◆ PROBLEM:
Pick out every line that holds the string "Files" and copy it.

◆ TASK INPUT:
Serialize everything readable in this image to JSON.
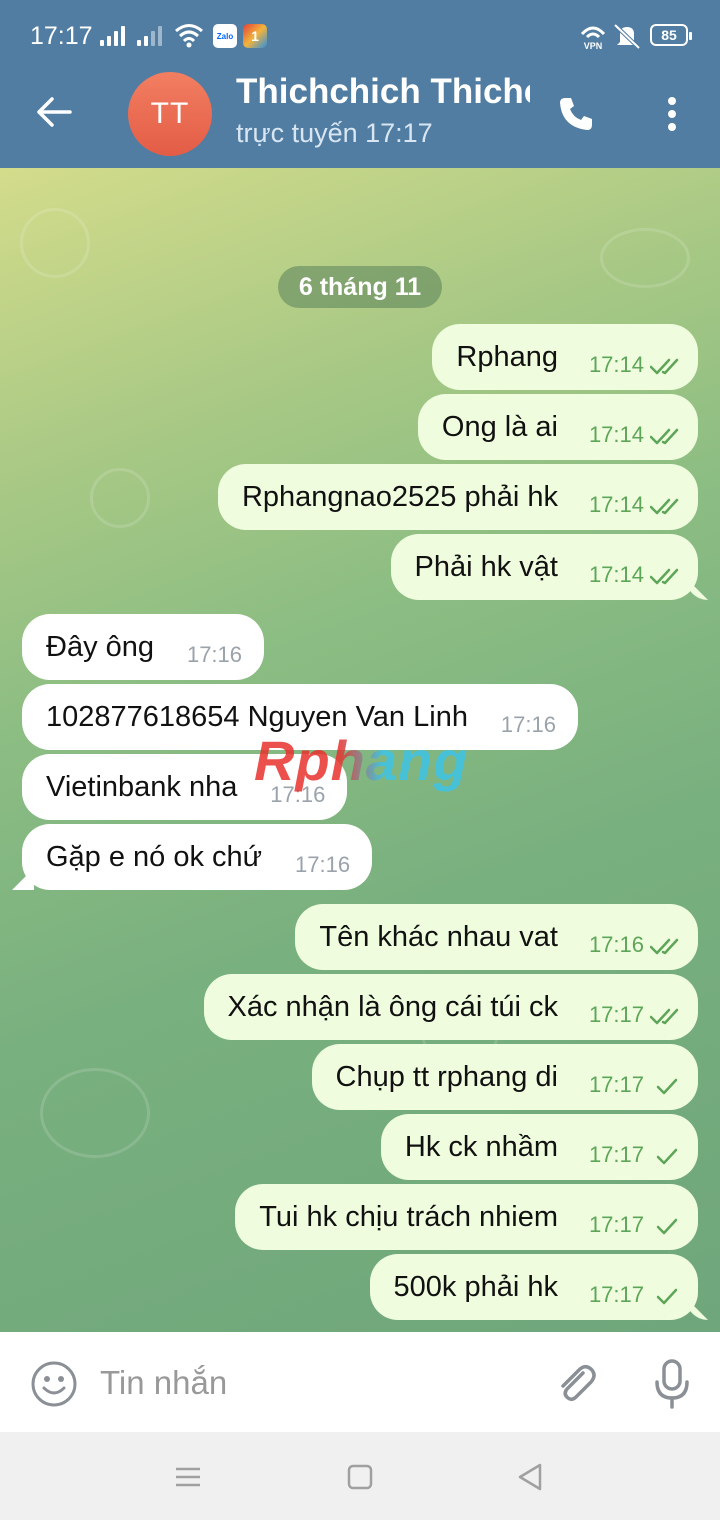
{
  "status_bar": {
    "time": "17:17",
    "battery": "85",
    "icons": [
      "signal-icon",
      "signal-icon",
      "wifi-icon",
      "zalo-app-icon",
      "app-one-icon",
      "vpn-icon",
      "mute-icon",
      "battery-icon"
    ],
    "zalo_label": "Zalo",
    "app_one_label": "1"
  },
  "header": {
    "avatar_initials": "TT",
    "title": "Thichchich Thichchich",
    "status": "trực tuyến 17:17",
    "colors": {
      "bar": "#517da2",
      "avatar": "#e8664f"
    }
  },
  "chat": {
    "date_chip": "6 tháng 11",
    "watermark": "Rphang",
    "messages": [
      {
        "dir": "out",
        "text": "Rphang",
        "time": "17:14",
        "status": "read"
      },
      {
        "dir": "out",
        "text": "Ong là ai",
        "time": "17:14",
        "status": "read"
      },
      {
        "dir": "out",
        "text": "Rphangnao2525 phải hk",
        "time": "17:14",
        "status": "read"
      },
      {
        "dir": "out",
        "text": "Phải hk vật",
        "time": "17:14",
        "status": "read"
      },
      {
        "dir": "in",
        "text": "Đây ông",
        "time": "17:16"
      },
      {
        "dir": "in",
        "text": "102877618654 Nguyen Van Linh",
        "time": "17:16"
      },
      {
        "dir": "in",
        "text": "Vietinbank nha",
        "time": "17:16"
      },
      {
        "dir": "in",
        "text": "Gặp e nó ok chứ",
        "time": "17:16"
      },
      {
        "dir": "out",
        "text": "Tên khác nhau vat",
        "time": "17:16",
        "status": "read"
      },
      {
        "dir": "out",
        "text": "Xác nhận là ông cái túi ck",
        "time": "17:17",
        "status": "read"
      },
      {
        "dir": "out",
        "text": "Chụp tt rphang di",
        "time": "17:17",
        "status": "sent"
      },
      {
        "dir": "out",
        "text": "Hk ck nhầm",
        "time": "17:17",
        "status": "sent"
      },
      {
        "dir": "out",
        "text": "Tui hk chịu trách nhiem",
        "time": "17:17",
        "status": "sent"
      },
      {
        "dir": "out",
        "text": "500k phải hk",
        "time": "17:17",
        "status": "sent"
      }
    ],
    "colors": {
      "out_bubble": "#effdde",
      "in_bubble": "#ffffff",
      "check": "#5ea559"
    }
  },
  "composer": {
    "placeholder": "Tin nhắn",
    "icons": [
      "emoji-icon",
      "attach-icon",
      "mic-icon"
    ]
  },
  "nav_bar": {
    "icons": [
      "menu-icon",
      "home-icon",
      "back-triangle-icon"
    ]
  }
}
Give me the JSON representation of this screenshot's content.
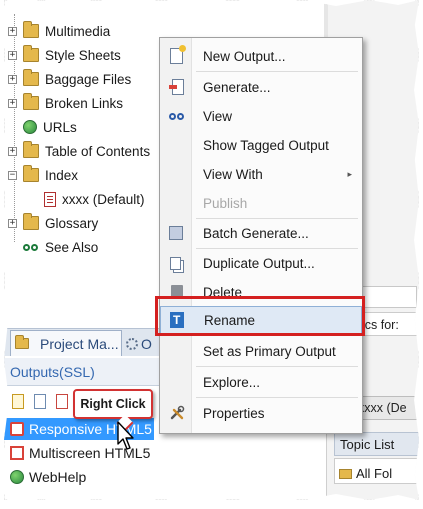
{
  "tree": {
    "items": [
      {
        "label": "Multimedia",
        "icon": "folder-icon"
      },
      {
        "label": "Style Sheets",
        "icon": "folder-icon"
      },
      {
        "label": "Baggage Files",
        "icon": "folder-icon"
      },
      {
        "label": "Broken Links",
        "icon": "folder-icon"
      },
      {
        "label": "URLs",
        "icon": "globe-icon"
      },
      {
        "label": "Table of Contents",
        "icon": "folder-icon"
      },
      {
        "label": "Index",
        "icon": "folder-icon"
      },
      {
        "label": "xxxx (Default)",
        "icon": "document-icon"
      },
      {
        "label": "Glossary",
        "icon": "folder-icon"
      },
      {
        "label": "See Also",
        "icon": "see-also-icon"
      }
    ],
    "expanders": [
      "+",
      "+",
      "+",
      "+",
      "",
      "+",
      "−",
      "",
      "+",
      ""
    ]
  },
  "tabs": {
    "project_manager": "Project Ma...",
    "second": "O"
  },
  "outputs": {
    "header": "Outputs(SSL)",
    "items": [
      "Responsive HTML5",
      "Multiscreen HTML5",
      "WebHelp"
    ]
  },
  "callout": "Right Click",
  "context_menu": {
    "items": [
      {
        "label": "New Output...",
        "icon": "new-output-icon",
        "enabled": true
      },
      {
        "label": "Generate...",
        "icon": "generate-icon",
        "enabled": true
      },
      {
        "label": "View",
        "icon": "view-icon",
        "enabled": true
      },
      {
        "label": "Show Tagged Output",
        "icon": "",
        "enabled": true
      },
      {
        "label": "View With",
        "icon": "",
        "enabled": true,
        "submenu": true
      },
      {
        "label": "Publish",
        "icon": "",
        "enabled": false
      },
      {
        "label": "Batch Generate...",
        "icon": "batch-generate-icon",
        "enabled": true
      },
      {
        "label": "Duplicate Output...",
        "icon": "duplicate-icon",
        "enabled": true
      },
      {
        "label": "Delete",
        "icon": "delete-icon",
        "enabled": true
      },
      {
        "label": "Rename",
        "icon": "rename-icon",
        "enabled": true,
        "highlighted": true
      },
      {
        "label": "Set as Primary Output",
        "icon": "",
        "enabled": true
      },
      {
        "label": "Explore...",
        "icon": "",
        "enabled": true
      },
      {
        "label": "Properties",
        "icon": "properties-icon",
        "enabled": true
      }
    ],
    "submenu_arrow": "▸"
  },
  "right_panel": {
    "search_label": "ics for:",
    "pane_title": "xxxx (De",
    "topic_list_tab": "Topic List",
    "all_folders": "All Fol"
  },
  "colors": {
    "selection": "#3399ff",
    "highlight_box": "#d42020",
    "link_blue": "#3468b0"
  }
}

--

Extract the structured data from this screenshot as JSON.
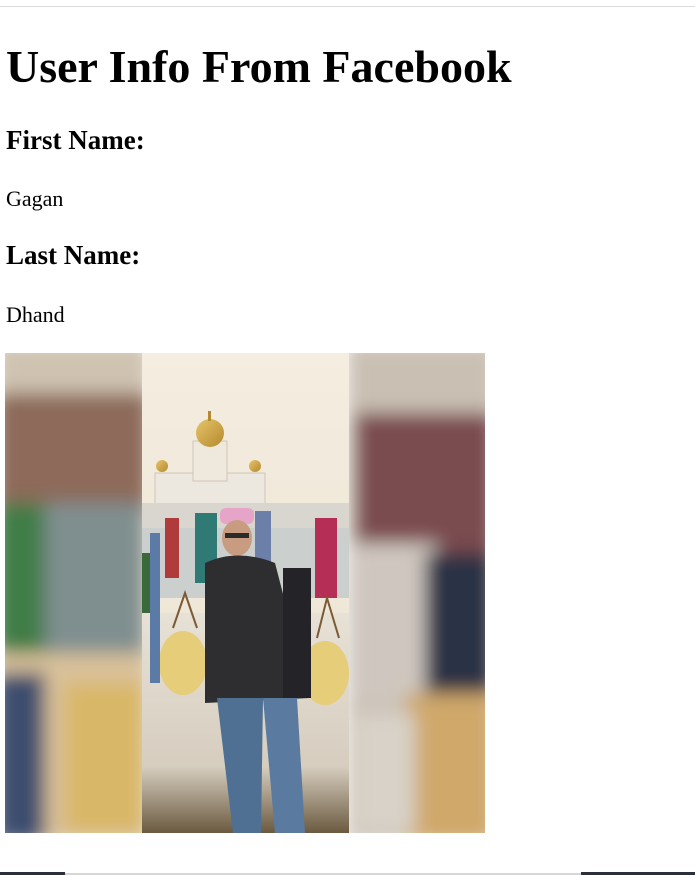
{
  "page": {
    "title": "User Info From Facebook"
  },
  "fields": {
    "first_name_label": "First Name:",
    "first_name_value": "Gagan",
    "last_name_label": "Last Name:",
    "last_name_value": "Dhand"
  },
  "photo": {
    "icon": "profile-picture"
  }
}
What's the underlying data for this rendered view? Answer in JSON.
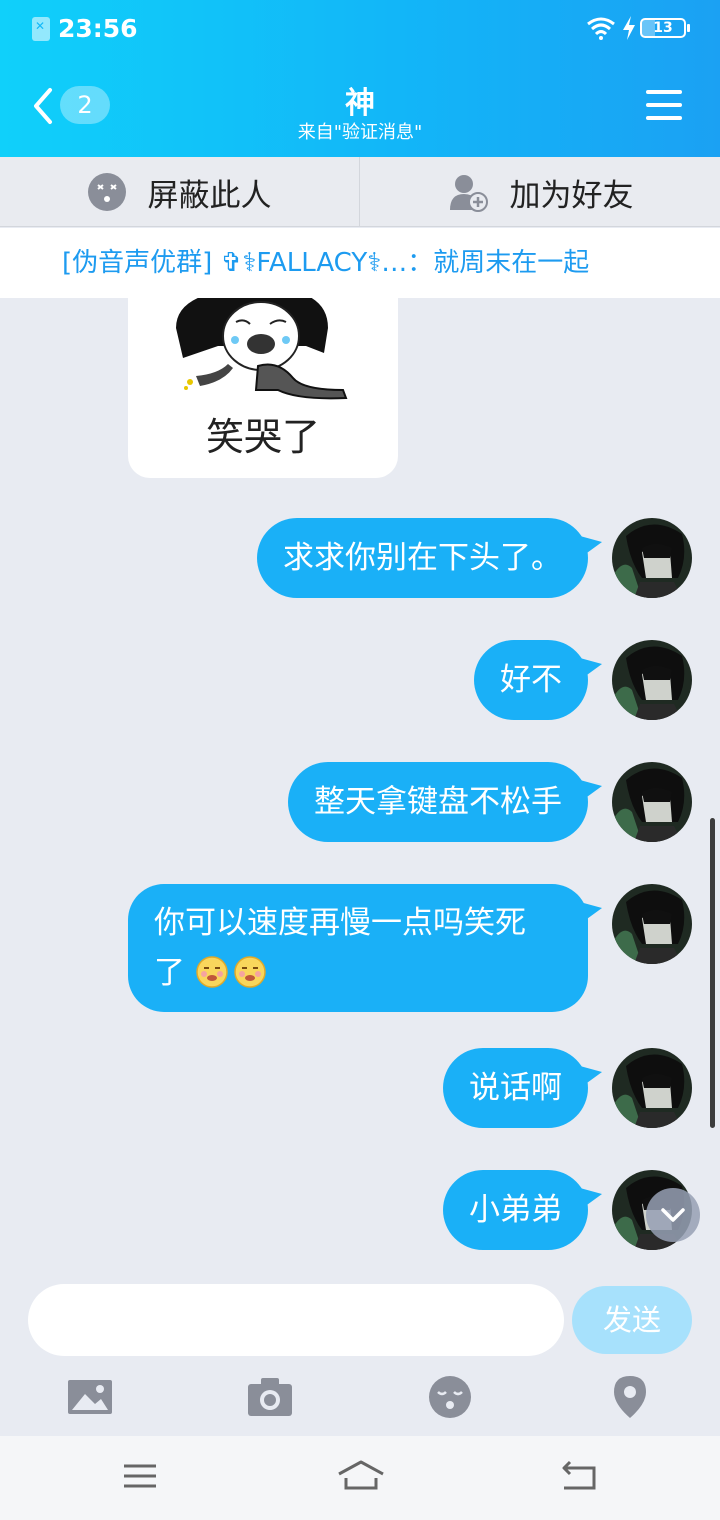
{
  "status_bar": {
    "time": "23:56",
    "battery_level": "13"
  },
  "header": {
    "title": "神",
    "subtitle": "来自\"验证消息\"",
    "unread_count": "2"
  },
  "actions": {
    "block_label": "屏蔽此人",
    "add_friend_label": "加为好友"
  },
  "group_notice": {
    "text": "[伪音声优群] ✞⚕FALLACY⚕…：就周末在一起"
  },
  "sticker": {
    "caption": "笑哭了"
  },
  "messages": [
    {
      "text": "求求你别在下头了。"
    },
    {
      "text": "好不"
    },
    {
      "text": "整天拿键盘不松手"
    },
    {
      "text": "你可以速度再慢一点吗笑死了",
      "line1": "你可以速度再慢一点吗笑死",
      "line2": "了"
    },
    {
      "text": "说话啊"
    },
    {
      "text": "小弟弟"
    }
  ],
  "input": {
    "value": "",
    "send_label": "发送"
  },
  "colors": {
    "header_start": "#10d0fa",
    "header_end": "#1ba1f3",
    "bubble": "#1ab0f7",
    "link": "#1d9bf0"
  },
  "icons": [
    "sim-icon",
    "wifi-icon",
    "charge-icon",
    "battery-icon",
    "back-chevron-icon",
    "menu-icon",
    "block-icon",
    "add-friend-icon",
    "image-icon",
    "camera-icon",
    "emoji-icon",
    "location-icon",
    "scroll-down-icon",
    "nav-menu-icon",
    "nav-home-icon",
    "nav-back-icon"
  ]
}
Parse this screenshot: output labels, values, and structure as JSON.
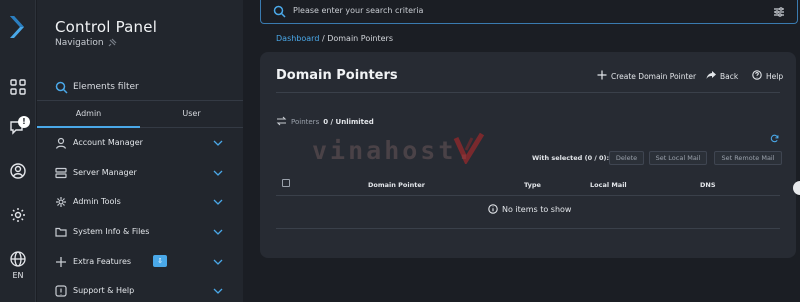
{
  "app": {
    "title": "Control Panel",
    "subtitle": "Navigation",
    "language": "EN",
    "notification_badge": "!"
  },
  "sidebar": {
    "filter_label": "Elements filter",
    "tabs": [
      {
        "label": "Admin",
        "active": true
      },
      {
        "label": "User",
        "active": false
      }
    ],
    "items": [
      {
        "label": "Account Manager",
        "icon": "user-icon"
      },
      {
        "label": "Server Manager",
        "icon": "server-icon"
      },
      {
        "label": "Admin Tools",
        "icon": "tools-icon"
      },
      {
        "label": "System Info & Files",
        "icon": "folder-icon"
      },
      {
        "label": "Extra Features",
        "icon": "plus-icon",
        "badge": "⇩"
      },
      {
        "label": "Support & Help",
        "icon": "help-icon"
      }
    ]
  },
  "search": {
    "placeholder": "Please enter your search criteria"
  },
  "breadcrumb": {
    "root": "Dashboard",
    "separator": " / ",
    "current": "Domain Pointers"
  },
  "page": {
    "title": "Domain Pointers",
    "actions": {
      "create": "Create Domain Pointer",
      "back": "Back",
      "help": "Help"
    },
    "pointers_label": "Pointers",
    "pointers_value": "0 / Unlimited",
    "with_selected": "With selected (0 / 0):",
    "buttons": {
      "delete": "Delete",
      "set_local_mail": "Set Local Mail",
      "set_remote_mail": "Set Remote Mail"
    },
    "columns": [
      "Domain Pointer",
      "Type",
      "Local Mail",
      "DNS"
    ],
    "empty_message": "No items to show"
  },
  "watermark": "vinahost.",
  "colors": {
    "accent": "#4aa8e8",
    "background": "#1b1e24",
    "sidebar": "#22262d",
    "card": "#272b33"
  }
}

◆ CORRECT RESPONSE:
        "label": "Baggage Files",
        "label": "System Info & Files",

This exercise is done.